- Problem requirements:
In the listing below, how many lines contain the word "Actuator"? Please respond with the number only.

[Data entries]
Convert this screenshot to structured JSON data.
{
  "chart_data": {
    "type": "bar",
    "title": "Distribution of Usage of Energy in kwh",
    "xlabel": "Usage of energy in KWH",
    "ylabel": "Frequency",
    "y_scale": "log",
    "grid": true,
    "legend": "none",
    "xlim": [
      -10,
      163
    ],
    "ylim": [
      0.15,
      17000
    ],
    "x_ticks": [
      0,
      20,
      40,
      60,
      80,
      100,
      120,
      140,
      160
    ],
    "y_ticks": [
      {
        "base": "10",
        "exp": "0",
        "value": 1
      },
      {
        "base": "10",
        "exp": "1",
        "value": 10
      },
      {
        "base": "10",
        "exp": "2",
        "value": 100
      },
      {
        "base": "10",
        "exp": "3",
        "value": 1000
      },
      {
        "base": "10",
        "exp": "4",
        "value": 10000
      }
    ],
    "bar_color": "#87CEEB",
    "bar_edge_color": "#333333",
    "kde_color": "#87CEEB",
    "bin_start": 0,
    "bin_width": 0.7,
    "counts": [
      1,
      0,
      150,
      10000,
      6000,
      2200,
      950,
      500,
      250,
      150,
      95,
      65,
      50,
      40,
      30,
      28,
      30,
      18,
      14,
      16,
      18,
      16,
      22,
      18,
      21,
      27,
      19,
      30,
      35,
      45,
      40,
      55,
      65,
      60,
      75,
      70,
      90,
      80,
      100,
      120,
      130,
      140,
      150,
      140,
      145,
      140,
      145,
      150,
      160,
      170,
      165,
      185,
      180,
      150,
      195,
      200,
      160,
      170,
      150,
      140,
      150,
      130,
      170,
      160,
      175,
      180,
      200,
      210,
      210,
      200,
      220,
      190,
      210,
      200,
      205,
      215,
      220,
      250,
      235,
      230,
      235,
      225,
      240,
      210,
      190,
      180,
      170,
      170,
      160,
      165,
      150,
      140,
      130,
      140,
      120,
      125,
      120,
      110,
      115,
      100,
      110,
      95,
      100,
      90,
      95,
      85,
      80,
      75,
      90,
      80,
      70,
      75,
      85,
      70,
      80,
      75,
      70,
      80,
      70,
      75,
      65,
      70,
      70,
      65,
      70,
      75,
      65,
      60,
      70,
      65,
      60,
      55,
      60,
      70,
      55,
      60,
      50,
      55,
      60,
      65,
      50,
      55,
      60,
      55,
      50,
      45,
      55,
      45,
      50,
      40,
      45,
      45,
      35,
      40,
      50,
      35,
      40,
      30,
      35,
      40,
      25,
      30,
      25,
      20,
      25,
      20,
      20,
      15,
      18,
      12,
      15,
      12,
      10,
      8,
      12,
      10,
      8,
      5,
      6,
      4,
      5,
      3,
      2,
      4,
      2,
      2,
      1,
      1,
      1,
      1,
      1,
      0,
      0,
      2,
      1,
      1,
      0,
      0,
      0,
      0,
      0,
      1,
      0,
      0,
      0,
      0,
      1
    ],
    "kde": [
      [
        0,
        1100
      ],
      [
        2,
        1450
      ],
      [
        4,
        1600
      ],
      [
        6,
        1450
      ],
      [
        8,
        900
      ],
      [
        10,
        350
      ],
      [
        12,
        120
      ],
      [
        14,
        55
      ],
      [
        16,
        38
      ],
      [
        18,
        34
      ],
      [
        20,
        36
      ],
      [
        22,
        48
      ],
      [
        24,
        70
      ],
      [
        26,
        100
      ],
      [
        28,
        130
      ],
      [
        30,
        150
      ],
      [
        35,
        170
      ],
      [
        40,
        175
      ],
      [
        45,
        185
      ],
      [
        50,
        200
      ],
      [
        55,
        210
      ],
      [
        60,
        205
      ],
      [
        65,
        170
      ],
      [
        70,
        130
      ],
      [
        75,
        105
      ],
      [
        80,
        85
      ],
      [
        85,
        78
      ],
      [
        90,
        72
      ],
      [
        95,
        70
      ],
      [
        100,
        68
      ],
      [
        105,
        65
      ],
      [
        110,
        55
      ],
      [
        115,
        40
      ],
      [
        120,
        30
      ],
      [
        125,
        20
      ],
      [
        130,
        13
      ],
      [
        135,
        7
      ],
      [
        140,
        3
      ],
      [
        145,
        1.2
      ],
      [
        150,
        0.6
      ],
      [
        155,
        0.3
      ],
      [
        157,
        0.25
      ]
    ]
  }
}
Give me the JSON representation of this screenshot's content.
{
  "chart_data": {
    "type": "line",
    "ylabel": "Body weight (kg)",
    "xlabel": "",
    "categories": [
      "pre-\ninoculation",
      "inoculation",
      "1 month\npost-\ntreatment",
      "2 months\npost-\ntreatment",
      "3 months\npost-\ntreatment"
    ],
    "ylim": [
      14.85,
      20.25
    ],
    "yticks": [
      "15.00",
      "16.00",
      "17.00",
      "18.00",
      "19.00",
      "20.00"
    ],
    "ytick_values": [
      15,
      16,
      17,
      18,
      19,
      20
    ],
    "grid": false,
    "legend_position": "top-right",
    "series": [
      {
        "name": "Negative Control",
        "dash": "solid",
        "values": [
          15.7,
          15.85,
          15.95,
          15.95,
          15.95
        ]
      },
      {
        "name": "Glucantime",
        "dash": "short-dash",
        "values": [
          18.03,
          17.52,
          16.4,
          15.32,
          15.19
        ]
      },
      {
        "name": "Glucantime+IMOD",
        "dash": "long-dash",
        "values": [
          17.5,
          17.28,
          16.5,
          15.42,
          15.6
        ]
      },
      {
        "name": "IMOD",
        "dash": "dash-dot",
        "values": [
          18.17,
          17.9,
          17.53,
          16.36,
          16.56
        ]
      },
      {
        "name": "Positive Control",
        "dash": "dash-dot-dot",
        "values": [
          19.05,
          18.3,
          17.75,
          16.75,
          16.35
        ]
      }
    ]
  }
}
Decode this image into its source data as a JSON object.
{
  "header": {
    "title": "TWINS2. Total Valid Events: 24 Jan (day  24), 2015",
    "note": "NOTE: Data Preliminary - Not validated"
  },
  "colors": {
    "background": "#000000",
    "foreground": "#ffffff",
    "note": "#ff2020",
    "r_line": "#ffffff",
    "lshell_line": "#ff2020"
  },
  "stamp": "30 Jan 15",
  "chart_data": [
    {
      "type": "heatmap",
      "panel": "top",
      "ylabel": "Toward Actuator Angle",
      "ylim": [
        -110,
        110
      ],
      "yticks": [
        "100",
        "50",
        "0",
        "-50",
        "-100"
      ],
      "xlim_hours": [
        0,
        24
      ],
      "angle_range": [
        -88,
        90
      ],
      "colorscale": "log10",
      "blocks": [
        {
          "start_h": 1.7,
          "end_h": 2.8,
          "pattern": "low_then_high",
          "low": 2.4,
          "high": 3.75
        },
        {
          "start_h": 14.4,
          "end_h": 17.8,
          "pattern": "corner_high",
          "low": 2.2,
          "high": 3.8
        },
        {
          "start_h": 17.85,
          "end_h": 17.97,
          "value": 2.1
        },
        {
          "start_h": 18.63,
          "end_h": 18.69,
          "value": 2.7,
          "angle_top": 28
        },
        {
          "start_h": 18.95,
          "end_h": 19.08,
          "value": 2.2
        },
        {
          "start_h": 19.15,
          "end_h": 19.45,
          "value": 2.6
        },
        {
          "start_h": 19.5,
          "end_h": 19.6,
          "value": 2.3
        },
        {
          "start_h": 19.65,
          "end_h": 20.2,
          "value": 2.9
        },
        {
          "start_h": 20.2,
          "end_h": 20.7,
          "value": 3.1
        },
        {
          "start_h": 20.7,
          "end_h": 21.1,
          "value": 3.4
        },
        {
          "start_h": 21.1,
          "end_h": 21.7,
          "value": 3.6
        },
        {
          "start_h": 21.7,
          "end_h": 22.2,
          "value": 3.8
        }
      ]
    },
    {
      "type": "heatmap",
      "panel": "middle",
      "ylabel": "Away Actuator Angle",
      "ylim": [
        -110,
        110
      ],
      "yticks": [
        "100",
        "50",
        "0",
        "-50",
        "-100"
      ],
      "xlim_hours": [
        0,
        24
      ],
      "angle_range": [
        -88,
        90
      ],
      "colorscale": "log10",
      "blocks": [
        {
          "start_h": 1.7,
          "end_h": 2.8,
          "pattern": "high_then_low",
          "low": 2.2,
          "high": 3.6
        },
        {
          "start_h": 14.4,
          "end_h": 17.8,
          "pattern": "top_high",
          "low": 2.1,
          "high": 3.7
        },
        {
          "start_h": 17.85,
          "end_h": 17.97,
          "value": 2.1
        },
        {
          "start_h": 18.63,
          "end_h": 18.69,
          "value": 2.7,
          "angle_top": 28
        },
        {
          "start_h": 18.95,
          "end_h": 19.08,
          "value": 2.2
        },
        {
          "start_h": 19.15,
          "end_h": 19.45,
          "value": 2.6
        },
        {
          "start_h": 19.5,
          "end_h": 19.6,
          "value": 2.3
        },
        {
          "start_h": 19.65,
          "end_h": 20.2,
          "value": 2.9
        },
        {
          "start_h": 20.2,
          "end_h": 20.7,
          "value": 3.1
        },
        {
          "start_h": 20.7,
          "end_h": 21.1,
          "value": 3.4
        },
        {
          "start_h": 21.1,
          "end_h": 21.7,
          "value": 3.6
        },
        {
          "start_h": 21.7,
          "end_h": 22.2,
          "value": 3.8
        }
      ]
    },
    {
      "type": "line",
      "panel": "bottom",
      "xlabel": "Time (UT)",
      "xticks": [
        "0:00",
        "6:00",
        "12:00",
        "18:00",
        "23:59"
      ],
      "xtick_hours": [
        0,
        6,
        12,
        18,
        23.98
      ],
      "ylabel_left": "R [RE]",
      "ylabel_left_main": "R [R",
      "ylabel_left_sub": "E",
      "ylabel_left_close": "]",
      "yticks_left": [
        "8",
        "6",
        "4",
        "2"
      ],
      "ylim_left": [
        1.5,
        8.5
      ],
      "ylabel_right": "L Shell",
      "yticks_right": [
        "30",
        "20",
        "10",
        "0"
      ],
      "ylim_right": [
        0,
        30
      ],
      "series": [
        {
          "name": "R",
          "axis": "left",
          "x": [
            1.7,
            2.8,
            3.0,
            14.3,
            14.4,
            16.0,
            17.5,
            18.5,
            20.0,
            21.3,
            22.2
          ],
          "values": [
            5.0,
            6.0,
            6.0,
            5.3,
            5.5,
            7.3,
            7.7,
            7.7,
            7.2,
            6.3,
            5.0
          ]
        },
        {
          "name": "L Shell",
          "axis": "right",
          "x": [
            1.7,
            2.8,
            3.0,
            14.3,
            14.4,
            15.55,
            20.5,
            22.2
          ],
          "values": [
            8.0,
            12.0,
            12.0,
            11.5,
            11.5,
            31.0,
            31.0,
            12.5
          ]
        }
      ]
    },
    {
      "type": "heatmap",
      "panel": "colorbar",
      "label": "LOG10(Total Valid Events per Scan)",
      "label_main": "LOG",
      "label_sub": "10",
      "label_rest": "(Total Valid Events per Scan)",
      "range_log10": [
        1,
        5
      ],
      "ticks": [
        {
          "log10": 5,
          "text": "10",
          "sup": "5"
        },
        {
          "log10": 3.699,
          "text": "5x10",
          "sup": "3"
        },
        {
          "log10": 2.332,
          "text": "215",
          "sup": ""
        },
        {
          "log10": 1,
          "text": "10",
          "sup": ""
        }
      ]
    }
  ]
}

- The completed task:
2